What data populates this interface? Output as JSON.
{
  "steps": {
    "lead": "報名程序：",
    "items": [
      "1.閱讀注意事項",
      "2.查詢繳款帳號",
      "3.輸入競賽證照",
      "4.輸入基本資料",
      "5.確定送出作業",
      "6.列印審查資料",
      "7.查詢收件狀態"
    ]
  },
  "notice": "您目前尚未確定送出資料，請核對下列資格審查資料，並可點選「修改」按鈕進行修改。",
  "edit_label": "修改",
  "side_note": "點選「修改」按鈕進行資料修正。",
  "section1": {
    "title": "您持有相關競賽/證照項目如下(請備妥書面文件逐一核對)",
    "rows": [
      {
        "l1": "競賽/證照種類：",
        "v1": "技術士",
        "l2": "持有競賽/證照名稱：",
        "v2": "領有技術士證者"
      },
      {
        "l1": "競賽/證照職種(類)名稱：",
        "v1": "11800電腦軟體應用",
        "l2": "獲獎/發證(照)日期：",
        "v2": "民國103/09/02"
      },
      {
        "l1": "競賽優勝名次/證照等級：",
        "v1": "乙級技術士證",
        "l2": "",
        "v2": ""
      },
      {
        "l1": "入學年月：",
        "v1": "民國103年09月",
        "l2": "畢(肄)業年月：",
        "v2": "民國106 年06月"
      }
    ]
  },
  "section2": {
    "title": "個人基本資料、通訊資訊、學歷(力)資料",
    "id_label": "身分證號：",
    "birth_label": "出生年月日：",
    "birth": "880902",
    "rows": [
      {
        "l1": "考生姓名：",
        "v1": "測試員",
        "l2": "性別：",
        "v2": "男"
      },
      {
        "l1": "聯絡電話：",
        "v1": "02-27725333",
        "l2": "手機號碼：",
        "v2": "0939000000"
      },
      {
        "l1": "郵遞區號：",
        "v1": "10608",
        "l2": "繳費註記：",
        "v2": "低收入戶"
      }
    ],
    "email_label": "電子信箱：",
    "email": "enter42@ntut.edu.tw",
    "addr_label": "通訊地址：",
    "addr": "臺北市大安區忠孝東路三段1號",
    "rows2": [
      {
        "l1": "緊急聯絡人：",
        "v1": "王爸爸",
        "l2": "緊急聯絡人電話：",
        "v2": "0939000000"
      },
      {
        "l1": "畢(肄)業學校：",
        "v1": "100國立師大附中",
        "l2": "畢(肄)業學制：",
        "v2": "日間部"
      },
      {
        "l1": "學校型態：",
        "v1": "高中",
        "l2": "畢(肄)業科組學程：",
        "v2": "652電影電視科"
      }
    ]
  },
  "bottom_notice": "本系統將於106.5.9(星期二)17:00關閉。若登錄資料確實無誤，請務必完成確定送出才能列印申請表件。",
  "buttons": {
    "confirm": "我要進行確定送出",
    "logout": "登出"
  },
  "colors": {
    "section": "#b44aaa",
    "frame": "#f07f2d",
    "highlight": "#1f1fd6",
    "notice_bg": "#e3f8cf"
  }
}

= = = = = = =

▸ **STATED PROBLEM**:
Each line in the entries above that includes the string "title" should be extracted.

▸ **ANSWER TO THIS TASK**:
    "title": "您持有相關競賽/證照項目如下(請備妥書面文件逐一核對)",
    "title": "個人基本資料、通訊資訊、學歷(力)資料",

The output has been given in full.